- **Recorded information**
^^^^

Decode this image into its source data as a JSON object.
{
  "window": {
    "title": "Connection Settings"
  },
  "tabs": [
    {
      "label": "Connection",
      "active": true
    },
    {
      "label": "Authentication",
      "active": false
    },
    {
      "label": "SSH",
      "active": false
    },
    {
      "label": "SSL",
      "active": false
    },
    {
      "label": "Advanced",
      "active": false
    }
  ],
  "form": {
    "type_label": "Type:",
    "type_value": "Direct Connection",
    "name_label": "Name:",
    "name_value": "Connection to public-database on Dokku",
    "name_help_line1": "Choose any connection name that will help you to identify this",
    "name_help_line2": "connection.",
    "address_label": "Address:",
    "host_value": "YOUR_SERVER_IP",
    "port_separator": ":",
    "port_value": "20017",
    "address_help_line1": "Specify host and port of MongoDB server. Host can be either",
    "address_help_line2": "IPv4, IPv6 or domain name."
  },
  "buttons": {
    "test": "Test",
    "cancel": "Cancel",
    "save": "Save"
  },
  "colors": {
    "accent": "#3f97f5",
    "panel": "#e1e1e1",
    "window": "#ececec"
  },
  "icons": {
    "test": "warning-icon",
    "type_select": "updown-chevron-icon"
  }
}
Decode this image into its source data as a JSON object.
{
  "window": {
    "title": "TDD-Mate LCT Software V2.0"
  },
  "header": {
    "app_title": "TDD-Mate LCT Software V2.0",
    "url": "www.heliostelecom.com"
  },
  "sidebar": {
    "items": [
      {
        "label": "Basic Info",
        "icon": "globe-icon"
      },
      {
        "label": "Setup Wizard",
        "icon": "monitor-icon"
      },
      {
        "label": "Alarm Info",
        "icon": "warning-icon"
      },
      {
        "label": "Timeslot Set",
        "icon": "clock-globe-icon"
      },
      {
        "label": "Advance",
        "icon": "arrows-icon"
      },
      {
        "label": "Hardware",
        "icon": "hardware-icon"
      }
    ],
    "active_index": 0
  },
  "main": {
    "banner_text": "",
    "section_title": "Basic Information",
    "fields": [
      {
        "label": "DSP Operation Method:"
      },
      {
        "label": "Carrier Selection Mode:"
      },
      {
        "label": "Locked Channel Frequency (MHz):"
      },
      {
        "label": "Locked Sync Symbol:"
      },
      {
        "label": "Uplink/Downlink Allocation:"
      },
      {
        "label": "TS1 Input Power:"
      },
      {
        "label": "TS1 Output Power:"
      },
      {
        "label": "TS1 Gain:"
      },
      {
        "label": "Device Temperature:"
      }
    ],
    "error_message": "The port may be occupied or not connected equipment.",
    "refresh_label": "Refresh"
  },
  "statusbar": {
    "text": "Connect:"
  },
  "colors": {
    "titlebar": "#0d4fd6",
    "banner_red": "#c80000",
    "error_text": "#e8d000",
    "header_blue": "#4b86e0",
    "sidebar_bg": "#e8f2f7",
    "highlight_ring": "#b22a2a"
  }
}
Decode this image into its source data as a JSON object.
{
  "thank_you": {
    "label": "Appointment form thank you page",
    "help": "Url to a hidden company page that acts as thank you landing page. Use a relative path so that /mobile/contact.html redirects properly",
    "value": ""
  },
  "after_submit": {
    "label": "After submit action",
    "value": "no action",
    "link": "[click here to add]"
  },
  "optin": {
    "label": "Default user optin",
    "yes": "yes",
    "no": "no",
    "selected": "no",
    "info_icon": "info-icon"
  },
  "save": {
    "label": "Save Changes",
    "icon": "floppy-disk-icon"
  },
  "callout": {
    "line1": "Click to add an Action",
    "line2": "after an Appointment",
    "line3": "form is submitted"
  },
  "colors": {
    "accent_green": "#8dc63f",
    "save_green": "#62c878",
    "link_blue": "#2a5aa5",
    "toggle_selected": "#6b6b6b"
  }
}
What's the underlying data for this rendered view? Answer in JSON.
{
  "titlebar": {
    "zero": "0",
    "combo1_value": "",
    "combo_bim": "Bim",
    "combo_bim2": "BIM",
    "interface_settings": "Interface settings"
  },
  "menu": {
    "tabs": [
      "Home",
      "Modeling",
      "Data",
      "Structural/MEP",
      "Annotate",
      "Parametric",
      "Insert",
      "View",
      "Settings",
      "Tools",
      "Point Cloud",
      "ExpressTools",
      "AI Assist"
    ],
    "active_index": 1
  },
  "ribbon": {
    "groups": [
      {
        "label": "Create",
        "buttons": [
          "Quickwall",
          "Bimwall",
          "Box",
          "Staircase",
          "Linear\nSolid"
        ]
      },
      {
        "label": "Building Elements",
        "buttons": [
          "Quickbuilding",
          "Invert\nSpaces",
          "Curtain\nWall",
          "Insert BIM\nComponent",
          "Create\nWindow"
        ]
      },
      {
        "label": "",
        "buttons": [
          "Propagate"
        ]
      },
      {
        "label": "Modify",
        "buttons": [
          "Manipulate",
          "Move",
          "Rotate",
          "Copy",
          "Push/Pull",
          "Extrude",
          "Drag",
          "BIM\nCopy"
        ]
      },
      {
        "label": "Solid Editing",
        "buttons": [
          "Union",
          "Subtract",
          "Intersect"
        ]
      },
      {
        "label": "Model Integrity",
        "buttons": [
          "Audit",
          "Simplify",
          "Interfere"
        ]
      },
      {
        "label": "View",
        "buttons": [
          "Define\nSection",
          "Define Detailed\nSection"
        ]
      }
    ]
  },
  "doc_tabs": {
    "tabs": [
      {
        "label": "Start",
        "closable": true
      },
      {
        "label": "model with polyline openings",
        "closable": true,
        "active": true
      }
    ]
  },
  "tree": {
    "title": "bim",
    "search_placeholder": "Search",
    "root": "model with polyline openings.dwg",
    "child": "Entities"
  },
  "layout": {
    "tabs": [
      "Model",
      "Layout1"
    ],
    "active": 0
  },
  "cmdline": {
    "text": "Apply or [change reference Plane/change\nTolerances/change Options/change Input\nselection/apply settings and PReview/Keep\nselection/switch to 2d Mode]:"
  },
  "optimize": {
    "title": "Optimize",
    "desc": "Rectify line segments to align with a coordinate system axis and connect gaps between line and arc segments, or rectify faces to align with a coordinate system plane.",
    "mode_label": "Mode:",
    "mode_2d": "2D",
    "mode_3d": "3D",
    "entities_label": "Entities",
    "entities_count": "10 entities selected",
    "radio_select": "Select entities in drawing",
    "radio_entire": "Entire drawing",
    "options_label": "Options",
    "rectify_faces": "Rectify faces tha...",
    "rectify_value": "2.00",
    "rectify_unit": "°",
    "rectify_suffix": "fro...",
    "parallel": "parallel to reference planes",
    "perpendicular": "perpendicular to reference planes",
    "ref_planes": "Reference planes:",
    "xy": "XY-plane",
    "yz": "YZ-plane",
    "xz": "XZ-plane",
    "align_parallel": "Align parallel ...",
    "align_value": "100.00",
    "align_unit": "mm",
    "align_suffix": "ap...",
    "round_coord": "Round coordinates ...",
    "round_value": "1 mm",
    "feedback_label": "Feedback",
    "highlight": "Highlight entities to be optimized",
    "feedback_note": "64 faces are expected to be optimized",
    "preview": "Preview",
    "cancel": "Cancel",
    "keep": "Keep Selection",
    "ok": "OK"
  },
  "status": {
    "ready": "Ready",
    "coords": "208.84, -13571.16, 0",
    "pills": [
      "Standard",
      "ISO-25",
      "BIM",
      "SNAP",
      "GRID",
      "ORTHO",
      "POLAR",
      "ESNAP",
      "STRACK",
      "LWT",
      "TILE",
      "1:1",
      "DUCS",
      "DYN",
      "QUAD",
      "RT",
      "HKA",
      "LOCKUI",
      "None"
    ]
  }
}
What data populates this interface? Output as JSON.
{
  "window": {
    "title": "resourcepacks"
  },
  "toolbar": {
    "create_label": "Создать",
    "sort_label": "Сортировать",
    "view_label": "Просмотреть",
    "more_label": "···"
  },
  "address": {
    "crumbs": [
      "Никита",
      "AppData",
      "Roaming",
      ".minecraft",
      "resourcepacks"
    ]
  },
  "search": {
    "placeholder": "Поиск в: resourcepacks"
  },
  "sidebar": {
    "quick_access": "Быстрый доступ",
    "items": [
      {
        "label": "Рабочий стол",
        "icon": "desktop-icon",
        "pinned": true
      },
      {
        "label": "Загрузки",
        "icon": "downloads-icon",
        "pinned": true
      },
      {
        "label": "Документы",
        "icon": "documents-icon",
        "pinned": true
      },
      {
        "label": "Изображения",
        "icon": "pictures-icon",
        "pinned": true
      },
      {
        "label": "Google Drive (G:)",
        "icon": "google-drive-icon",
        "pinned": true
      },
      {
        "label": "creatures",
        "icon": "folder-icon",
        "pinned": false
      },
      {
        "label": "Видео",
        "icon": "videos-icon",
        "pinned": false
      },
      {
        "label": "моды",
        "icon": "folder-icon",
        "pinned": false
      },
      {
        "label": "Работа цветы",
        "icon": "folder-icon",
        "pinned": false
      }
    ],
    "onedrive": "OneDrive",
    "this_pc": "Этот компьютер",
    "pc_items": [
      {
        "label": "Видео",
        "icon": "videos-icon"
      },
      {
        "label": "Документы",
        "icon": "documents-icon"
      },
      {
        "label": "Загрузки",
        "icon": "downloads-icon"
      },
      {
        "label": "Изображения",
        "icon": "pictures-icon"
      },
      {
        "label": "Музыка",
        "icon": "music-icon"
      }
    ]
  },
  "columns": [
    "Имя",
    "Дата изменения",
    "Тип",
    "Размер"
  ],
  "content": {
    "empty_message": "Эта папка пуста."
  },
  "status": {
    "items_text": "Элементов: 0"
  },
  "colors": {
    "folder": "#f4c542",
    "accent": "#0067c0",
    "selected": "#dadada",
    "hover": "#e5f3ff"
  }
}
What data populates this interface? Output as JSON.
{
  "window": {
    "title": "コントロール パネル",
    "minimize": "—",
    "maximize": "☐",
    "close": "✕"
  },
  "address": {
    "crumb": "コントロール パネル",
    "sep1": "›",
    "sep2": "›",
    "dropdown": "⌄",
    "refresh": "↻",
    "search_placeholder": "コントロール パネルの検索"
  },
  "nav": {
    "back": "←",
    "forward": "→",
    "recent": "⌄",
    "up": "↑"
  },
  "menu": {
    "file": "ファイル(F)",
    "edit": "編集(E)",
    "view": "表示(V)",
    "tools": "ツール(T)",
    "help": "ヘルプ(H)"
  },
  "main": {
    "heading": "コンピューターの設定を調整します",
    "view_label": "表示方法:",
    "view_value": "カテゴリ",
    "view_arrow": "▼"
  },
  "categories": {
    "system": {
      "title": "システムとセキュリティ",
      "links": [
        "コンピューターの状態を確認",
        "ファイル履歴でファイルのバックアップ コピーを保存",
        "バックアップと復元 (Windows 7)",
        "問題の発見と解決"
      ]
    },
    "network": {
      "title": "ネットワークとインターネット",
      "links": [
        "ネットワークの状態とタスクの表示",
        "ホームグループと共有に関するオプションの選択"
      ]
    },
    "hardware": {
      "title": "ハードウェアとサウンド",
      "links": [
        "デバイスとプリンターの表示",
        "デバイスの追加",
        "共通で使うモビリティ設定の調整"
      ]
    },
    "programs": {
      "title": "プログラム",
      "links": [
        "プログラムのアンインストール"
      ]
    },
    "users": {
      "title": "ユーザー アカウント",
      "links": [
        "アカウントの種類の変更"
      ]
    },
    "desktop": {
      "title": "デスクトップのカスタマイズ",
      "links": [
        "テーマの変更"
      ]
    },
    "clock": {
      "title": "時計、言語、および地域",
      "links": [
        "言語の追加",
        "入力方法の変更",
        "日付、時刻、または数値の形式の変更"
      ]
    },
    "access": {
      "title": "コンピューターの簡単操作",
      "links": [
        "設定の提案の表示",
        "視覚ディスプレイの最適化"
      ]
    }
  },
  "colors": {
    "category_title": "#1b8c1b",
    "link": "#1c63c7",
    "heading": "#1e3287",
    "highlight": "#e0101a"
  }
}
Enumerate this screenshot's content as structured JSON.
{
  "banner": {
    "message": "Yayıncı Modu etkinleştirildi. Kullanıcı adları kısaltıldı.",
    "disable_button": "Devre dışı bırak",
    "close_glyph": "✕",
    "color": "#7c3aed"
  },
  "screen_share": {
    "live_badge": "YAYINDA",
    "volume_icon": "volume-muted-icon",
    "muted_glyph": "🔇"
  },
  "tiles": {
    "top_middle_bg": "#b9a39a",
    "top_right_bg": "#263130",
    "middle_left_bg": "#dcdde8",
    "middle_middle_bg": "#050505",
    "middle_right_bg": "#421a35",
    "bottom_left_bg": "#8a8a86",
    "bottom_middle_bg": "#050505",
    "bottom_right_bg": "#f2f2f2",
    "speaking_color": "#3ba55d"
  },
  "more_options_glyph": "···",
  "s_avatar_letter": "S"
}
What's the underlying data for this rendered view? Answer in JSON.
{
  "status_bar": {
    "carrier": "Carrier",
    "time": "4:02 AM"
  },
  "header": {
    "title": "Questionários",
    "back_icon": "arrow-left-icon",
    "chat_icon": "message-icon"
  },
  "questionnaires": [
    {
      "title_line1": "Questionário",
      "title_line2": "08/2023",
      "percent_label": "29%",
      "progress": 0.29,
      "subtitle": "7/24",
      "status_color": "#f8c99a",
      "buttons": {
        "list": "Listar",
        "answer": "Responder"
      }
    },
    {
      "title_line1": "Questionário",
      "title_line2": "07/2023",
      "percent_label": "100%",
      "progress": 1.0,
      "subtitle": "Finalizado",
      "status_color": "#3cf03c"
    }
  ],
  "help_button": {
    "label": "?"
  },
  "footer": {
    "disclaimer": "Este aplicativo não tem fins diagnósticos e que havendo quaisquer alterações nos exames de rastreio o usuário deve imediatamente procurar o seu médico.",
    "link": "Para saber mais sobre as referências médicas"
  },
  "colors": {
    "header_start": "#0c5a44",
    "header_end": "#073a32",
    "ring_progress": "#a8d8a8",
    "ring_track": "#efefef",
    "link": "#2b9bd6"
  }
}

^^^^

Pull every line containing "Mate" out of the data above.

    "title": "TDD-Mate LCT Software V2.0"
    "app_title": "TDD-Mate LCT Software V2.0",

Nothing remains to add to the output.